* start *

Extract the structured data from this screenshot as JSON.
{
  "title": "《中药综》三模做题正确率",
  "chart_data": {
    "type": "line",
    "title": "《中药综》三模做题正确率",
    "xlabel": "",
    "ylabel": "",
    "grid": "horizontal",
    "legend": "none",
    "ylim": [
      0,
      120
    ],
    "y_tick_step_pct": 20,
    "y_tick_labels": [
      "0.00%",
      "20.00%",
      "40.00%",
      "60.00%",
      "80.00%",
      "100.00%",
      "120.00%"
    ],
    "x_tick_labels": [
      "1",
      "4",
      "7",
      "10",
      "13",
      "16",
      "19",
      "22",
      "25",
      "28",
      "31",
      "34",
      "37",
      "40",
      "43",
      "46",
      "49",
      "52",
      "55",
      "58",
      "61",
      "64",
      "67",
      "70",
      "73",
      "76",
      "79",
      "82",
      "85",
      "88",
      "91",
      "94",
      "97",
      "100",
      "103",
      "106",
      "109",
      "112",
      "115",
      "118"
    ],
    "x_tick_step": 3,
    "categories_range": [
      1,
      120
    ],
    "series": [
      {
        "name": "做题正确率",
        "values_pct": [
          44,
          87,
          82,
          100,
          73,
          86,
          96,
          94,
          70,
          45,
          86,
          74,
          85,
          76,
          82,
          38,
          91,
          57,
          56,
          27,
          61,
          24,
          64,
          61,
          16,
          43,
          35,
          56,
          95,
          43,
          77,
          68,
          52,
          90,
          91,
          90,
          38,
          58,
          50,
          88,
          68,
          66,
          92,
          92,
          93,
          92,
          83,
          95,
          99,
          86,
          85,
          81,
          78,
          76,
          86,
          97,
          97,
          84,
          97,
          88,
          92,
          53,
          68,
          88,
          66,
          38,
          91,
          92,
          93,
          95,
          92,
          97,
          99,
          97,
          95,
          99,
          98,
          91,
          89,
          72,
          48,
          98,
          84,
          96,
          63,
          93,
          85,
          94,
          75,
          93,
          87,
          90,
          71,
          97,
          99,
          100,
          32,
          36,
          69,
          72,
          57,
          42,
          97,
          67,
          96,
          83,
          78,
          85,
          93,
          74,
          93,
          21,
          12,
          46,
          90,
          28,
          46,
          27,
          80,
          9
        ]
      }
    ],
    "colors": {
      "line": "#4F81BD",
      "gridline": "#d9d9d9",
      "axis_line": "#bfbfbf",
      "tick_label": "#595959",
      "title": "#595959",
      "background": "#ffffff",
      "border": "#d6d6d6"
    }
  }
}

* end *

■ Prompt
Write out the data again, exactly and in full.

■ Output of the exercise
Extract the structured data from this screenshot as JSON.
{
  "title": "《中药综》三模做题正确率",
  "chart_data": {
    "type": "line",
    "title": "《中药综》三模做题正确率",
    "xlabel": "",
    "ylabel": "",
    "grid": "horizontal",
    "legend": "none",
    "ylim": [
      0,
      120
    ],
    "y_tick_step_pct": 20,
    "y_tick_labels": [
      "0.00%",
      "20.00%",
      "40.00%",
      "60.00%",
      "80.00%",
      "100.00%",
      "120.00%"
    ],
    "x_tick_labels": [
      "1",
      "4",
      "7",
      "10",
      "13",
      "16",
      "19",
      "22",
      "25",
      "28",
      "31",
      "34",
      "37",
      "40",
      "43",
      "46",
      "49",
      "52",
      "55",
      "58",
      "61",
      "64",
      "67",
      "70",
      "73",
      "76",
      "79",
      "82",
      "85",
      "88",
      "91",
      "94",
      "97",
      "100",
      "103",
      "106",
      "109",
      "112",
      "115",
      "118"
    ],
    "x_tick_step": 3,
    "categories_range": [
      1,
      120
    ],
    "series": [
      {
        "name": "做题正确率",
        "values_pct": [
          44,
          87,
          82,
          100,
          73,
          86,
          96,
          94,
          70,
          45,
          86,
          74,
          85,
          76,
          82,
          38,
          91,
          57,
          56,
          27,
          61,
          24,
          64,
          61,
          16,
          43,
          35,
          56,
          95,
          43,
          77,
          68,
          52,
          90,
          91,
          90,
          38,
          58,
          50,
          88,
          68,
          66,
          92,
          92,
          93,
          92,
          83,
          95,
          99,
          86,
          85,
          81,
          78,
          76,
          86,
          97,
          97,
          84,
          97,
          88,
          92,
          53,
          68,
          88,
          66,
          38,
          91,
          92,
          93,
          95,
          92,
          97,
          99,
          97,
          95,
          99,
          98,
          91,
          89,
          72,
          48,
          98,
          84,
          96,
          63,
          93,
          85,
          94,
          75,
          93,
          87,
          90,
          71,
          97,
          99,
          100,
          32,
          36,
          69,
          72,
          57,
          42,
          97,
          67,
          96,
          83,
          78,
          85,
          93,
          74,
          93,
          21,
          12,
          46,
          90,
          28,
          46,
          27,
          80,
          9
        ]
      }
    ],
    "colors": {
      "line": "#4F81BD",
      "gridline": "#d9d9d9",
      "axis_line": "#bfbfbf",
      "tick_label": "#595959",
      "title": "#595959",
      "background": "#ffffff",
      "border": "#d6d6d6"
    }
  }
}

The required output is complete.